## DIRECTIONS
Pick out every line in the data below that holds "content".

## EXCERPTED DATA
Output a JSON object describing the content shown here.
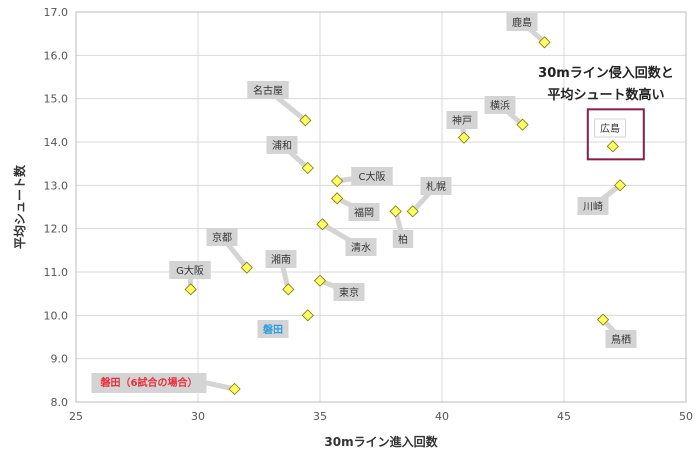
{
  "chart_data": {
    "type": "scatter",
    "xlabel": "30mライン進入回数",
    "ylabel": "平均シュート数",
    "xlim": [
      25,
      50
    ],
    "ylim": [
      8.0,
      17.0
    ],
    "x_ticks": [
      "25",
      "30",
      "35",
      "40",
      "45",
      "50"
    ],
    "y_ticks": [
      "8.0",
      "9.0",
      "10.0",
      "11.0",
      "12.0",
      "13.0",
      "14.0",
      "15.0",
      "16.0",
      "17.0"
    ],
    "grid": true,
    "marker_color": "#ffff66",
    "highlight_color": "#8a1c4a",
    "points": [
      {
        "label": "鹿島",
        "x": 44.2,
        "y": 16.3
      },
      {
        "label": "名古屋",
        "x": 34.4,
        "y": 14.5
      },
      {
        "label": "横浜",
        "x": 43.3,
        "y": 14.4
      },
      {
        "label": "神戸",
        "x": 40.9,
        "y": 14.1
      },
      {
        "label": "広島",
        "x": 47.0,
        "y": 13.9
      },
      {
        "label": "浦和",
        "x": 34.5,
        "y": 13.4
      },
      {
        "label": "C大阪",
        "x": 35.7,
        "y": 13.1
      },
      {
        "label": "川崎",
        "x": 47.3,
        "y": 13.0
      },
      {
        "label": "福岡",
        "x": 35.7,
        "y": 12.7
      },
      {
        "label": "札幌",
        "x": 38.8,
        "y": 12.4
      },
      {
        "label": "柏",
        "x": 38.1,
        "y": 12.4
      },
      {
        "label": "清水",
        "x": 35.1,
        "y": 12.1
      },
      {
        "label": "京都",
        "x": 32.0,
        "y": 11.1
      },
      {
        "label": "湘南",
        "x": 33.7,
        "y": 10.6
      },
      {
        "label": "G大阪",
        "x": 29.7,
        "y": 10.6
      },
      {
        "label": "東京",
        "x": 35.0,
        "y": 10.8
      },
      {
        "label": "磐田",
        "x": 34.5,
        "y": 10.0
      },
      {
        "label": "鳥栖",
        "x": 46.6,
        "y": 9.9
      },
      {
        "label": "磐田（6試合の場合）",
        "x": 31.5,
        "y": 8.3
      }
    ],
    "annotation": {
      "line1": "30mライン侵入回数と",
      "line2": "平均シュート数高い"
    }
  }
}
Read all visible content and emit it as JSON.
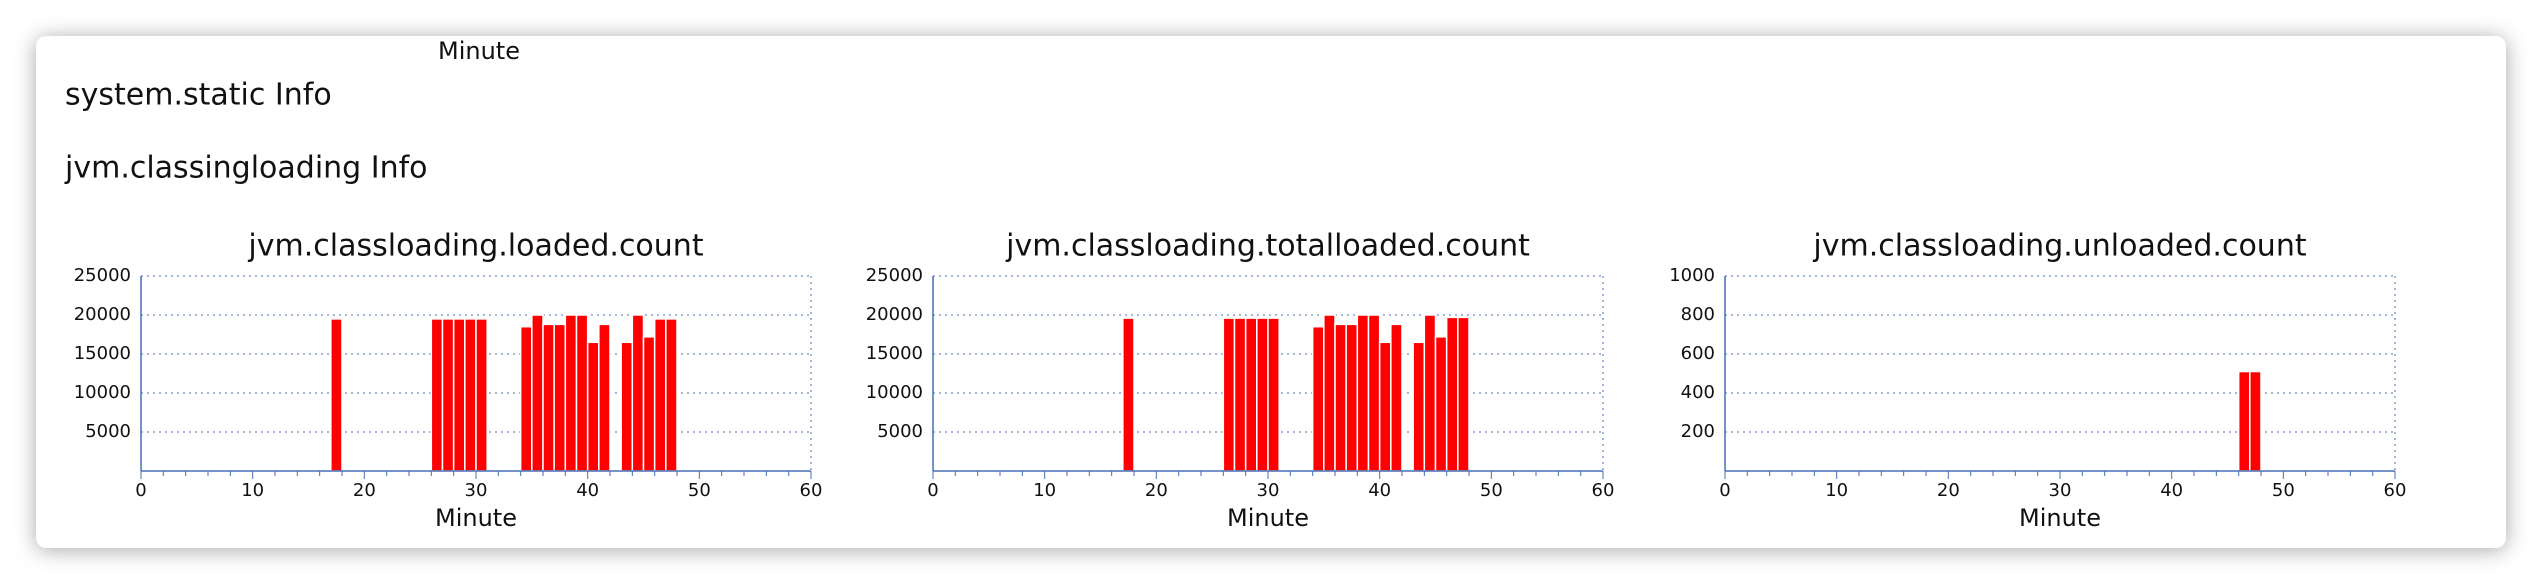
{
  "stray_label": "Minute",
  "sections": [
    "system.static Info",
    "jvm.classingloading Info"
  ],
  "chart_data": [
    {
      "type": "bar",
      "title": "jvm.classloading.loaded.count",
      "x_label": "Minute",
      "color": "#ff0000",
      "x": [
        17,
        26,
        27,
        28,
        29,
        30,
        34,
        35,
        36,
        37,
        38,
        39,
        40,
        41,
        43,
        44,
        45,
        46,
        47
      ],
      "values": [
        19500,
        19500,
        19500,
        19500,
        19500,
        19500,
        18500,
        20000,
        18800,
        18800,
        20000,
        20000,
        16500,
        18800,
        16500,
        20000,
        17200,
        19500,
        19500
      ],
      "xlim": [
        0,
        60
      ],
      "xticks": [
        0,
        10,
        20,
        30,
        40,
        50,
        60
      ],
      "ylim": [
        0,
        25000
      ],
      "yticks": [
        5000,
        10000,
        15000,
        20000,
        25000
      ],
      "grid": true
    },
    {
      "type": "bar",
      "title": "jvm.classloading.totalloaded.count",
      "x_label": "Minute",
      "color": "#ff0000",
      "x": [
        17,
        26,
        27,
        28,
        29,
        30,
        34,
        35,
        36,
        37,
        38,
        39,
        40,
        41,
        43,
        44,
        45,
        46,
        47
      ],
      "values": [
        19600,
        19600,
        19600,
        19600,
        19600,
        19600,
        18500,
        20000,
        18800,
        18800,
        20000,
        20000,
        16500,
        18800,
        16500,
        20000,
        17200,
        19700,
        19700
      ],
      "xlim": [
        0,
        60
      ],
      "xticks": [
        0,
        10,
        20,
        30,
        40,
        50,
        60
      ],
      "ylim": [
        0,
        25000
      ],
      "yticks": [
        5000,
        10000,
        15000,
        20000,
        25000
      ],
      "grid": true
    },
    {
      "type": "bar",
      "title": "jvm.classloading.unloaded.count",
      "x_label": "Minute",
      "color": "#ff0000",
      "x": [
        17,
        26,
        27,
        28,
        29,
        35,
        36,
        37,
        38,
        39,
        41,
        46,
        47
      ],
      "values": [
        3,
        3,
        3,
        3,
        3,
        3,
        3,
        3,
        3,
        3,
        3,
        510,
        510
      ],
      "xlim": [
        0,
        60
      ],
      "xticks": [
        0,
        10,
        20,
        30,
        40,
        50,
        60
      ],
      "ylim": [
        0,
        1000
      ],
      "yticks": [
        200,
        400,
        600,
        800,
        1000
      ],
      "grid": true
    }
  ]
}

## ANSWER TO THE TASK
Output a JSON object describing the content shown here.
Read all visible content and emit it as JSON.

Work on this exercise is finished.